**Stated goal**
Report the count of lines containing the word "text" in the entries below, and nothing more.

**Dataset**
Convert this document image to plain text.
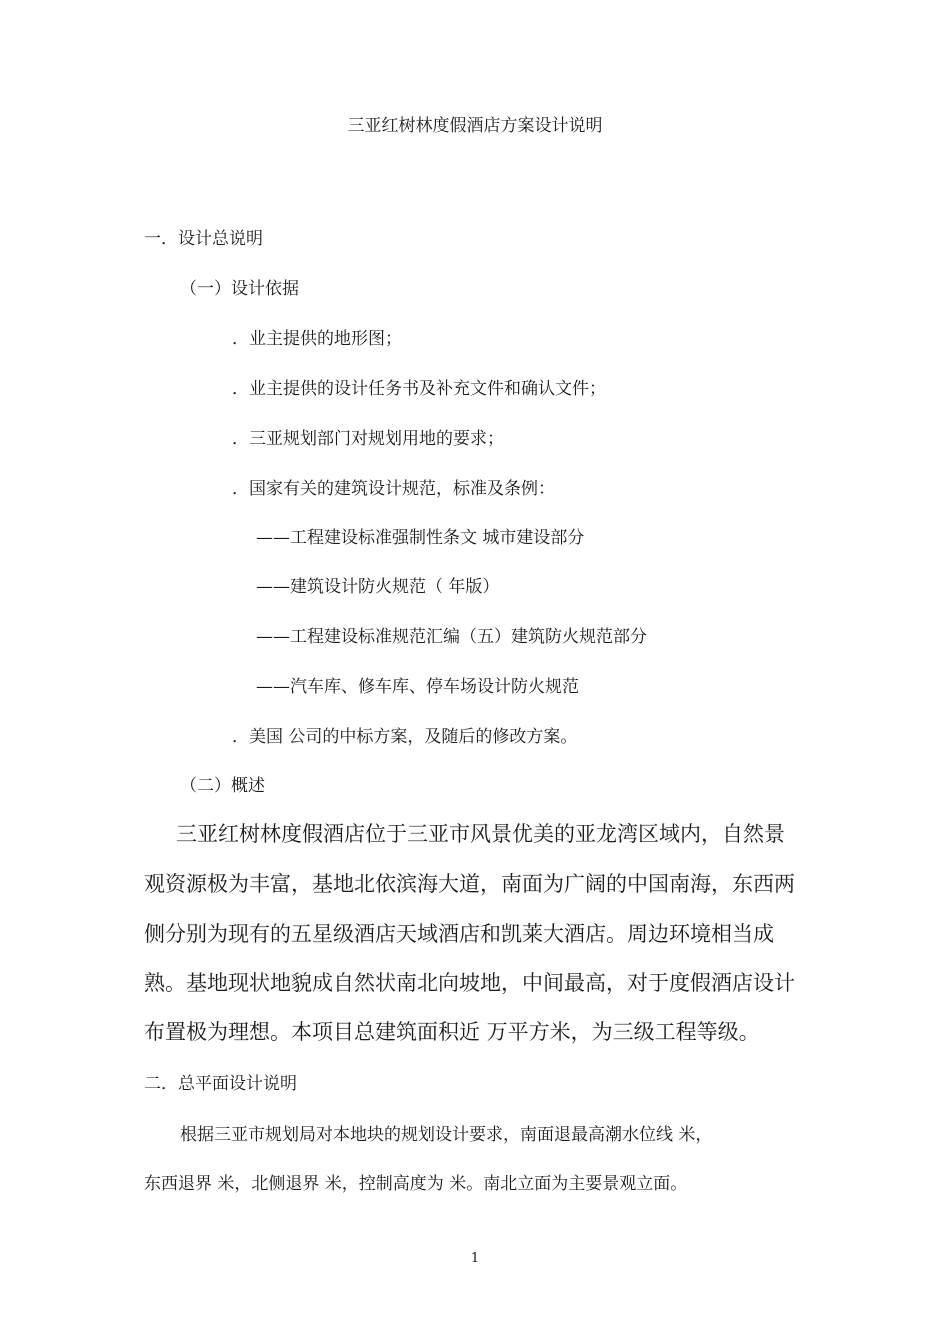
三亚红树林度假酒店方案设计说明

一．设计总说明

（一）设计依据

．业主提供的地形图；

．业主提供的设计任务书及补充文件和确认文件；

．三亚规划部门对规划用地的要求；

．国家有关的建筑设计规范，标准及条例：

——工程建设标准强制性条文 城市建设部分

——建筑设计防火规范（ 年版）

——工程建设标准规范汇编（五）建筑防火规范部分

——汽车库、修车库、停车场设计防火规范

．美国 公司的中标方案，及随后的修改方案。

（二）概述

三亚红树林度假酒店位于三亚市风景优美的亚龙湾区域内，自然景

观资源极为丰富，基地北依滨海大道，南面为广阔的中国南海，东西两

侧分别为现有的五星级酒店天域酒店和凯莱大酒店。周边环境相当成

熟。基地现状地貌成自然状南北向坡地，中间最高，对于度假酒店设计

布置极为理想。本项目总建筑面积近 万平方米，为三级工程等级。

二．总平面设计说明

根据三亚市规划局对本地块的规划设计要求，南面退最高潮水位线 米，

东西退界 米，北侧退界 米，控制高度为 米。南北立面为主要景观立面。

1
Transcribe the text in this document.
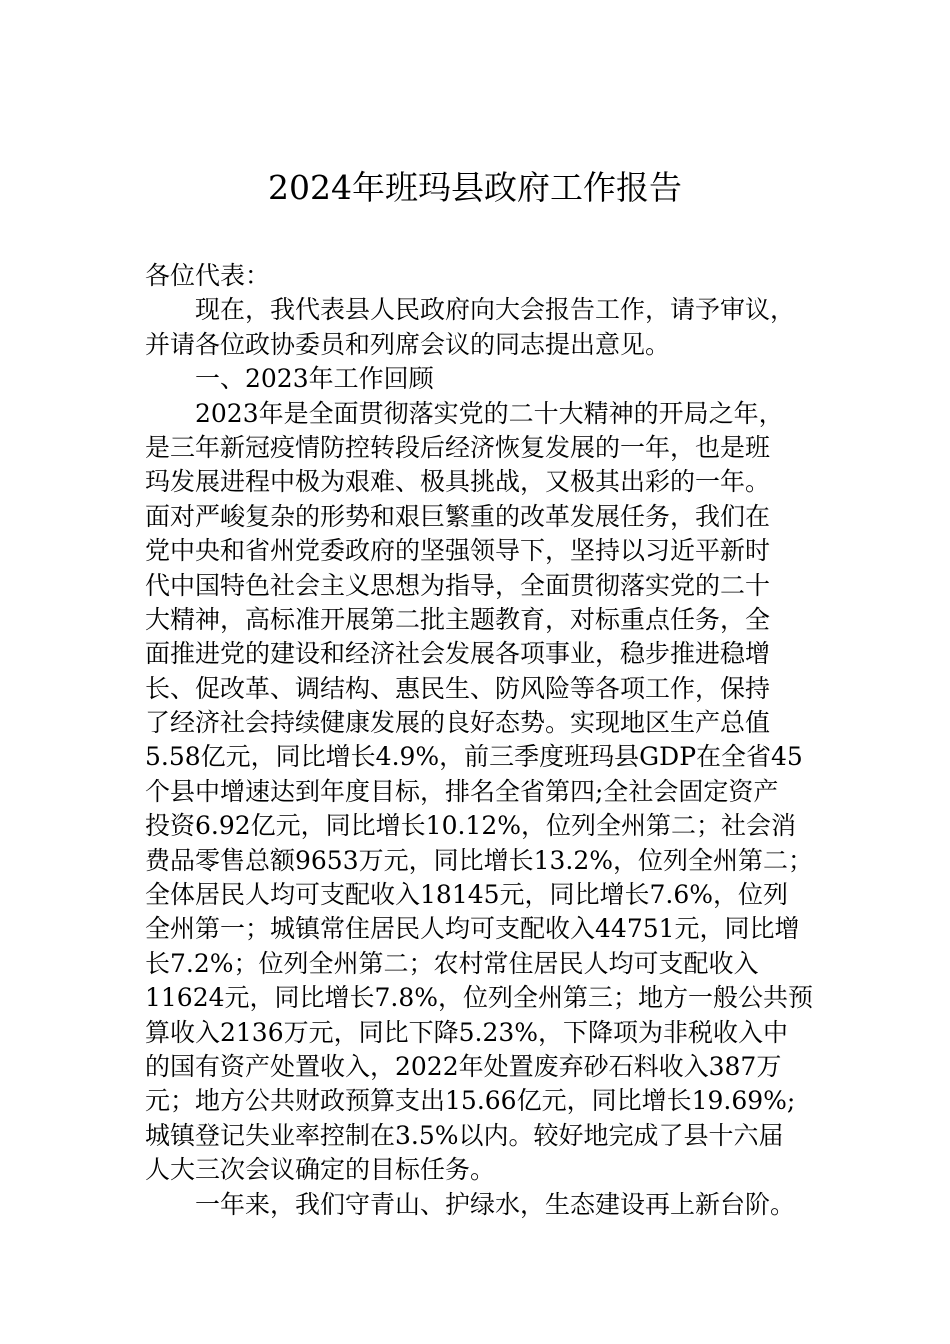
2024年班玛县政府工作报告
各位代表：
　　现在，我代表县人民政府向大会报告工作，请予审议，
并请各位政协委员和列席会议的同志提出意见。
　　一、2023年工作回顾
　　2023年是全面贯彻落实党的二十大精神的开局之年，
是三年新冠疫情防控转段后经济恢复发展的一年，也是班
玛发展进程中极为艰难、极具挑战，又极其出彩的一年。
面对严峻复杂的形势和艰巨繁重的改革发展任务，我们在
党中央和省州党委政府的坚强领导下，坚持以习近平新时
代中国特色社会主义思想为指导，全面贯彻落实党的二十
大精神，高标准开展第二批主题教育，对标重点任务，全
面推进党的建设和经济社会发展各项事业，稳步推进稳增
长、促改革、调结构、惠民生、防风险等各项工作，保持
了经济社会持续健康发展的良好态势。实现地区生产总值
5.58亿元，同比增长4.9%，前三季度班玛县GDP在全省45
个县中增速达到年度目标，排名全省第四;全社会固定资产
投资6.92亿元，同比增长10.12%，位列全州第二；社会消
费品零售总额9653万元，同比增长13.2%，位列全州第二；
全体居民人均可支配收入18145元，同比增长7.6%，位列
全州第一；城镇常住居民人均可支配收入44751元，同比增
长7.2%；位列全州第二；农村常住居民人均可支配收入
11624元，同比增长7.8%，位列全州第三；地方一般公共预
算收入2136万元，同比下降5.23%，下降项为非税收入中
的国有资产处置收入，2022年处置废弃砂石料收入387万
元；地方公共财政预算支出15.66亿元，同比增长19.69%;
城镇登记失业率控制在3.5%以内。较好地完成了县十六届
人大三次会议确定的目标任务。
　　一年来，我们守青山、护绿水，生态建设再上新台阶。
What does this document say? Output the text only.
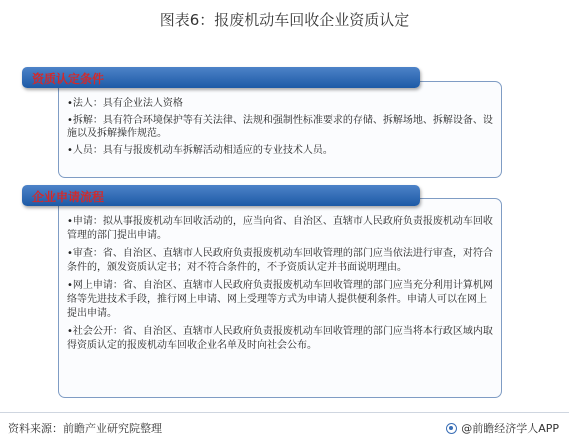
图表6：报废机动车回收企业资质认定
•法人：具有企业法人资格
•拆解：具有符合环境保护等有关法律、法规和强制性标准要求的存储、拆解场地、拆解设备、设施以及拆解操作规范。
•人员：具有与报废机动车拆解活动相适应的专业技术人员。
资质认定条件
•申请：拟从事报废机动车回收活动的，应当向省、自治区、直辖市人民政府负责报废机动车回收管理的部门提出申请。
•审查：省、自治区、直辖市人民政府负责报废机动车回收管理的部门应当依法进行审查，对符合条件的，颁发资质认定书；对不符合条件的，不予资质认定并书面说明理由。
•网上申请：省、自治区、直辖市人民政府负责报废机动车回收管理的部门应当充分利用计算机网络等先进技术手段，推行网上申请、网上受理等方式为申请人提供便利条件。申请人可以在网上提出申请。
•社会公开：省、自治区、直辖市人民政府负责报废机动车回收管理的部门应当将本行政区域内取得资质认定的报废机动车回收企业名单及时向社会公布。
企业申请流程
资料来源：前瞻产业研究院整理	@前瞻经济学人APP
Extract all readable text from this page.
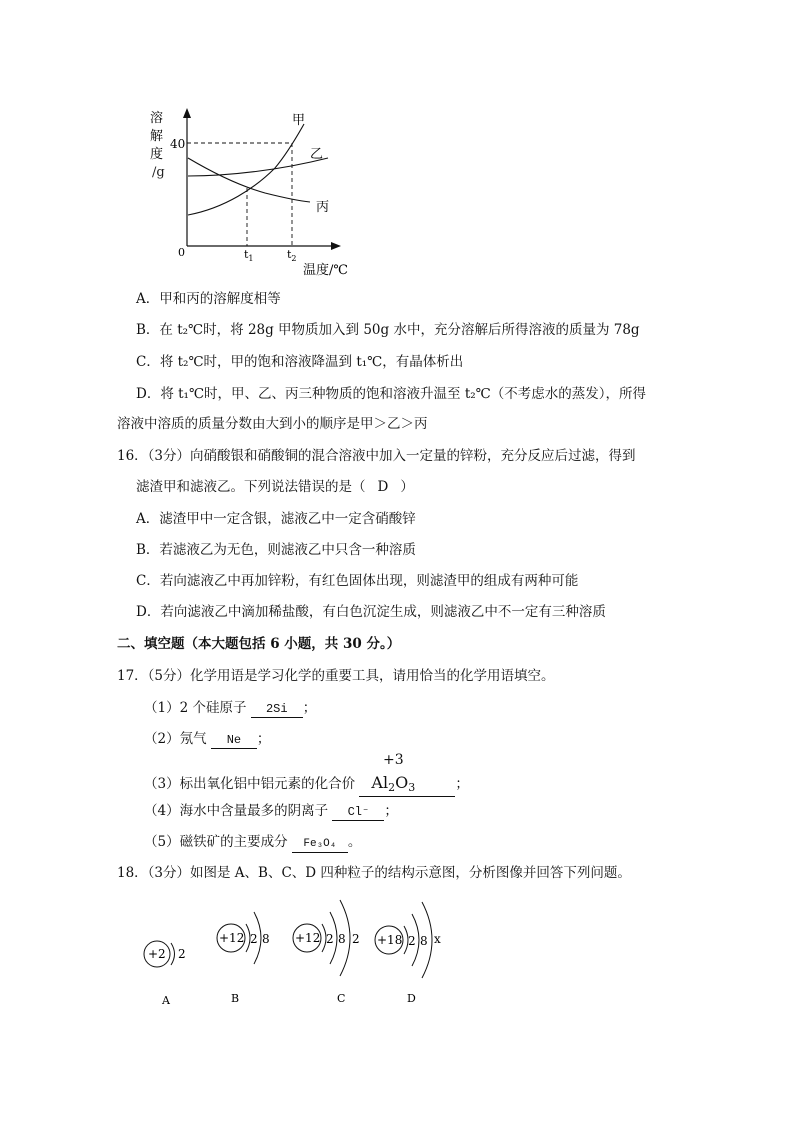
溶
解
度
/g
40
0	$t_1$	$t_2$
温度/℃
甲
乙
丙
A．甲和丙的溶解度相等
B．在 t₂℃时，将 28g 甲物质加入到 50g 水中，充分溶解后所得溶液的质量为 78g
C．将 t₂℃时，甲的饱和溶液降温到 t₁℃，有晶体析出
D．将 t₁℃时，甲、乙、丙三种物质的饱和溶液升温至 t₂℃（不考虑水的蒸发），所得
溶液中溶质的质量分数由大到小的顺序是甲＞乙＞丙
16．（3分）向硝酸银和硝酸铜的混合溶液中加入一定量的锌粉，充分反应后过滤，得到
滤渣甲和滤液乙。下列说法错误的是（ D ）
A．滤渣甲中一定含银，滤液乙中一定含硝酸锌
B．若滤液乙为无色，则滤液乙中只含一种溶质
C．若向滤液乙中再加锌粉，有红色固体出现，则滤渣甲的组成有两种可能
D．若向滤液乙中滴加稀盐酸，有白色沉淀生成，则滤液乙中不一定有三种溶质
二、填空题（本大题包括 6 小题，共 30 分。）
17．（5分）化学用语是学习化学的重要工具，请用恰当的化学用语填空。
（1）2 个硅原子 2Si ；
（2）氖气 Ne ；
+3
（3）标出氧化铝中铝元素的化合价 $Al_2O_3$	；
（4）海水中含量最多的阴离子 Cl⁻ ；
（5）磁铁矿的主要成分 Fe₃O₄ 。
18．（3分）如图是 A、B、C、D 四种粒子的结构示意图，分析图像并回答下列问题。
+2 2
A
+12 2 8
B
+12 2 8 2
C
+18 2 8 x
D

**Response below**
4